▸ ENTRIES
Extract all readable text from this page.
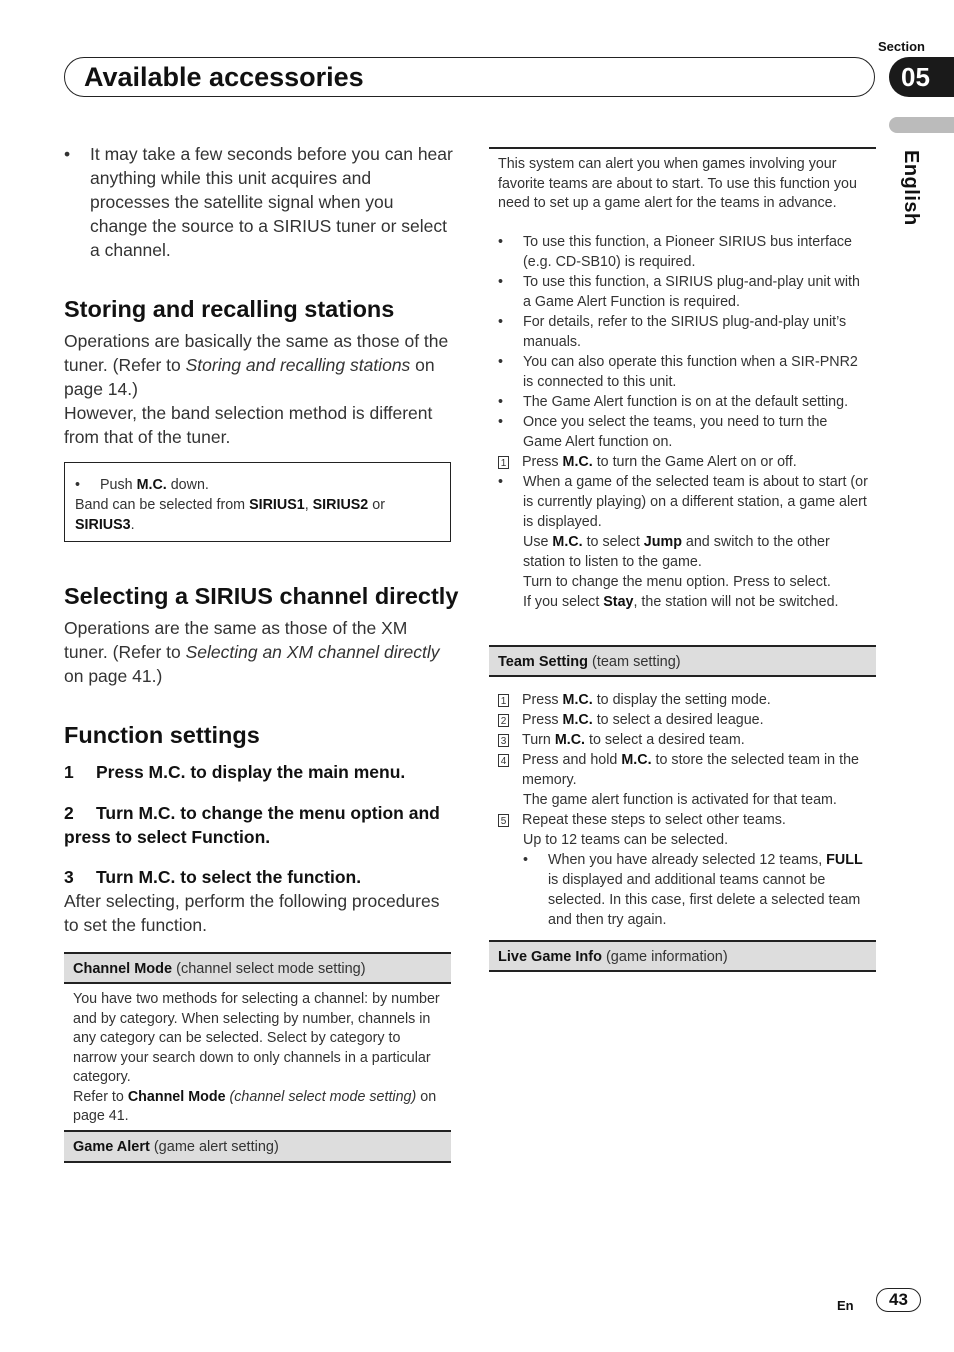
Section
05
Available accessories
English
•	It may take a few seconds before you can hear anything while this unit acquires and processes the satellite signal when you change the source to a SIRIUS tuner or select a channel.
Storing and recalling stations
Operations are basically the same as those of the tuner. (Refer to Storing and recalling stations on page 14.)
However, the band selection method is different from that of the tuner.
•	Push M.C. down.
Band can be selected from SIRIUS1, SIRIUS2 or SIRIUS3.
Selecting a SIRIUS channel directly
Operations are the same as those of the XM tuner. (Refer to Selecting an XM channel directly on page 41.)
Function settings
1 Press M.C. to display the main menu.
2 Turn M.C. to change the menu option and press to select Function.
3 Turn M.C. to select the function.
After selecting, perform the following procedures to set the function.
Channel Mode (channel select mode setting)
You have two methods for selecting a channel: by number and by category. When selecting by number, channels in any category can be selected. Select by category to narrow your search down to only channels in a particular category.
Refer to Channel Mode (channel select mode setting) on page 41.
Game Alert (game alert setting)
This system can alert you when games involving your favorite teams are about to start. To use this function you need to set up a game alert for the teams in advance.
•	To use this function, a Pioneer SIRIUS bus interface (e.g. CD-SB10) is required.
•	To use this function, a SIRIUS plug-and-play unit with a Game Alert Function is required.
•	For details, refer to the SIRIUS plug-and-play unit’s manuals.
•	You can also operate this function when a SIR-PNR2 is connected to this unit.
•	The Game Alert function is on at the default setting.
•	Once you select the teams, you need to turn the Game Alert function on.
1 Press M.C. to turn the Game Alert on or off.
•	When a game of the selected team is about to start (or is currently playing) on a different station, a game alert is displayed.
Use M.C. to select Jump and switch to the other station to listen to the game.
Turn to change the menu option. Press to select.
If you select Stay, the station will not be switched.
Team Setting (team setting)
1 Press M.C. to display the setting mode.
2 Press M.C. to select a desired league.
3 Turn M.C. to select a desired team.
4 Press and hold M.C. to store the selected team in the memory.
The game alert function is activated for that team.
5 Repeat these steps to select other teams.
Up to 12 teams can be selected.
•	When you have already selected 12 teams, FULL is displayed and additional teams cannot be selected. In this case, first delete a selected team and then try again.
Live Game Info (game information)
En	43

▸ EXERCISE PROMPT
Set down all the entries exactly as they appear, but skip any pictures.

▸ WRITTEN SOLUTION
Extract all readable text from this page.
Section
05
Available accessories
English
•	It may take a few seconds before you can hear anything while this unit acquires and processes the satellite signal when you change the source to a SIRIUS tuner or select a channel.
Storing and recalling stations
Operations are basically the same as those of the tuner. (Refer to Storing and recalling stations on page 14.)
However, the band selection method is different from that of the tuner.
•	Push M.C. down.
Band can be selected from SIRIUS1, SIRIUS2 or SIRIUS3.
Selecting a SIRIUS channel directly
Operations are the same as those of the XM tuner. (Refer to Selecting an XM channel directly on page 41.)
Function settings
1 Press M.C. to display the main menu.
2 Turn M.C. to change the menu option and press to select Function.
3 Turn M.C. to select the function.
After selecting, perform the following procedures to set the function.
Channel Mode (channel select mode setting)
You have two methods for selecting a channel: by number and by category. When selecting by number, channels in any category can be selected. Select by category to narrow your search down to only channels in a particular category.
Refer to Channel Mode (channel select mode setting) on page 41.
Game Alert (game alert setting)
This system can alert you when games involving your favorite teams are about to start. To use this function you need to set up a game alert for the teams in advance.
•	To use this function, a Pioneer SIRIUS bus interface (e.g. CD-SB10) is required.
•	To use this function, a SIRIUS plug-and-play unit with a Game Alert Function is required.
•	For details, refer to the SIRIUS plug-and-play unit’s manuals.
•	You can also operate this function when a SIR-PNR2 is connected to this unit.
•	The Game Alert function is on at the default setting.
•	Once you select the teams, you need to turn the Game Alert function on.
1 Press M.C. to turn the Game Alert on or off.
•	When a game of the selected team is about to start (or is currently playing) on a different station, a game alert is displayed.
Use M.C. to select Jump and switch to the other station to listen to the game.
Turn to change the menu option. Press to select.
If you select Stay, the station will not be switched.
Team Setting (team setting)
1 Press M.C. to display the setting mode.
2 Press M.C. to select a desired league.
3 Turn M.C. to select a desired team.
4 Press and hold M.C. to store the selected team in the memory.
The game alert function is activated for that team.
5 Repeat these steps to select other teams.
Up to 12 teams can be selected.
•	When you have already selected 12 teams, FULL is displayed and additional teams cannot be selected. In this case, first delete a selected team and then try again.
Live Game Info (game information)
En	43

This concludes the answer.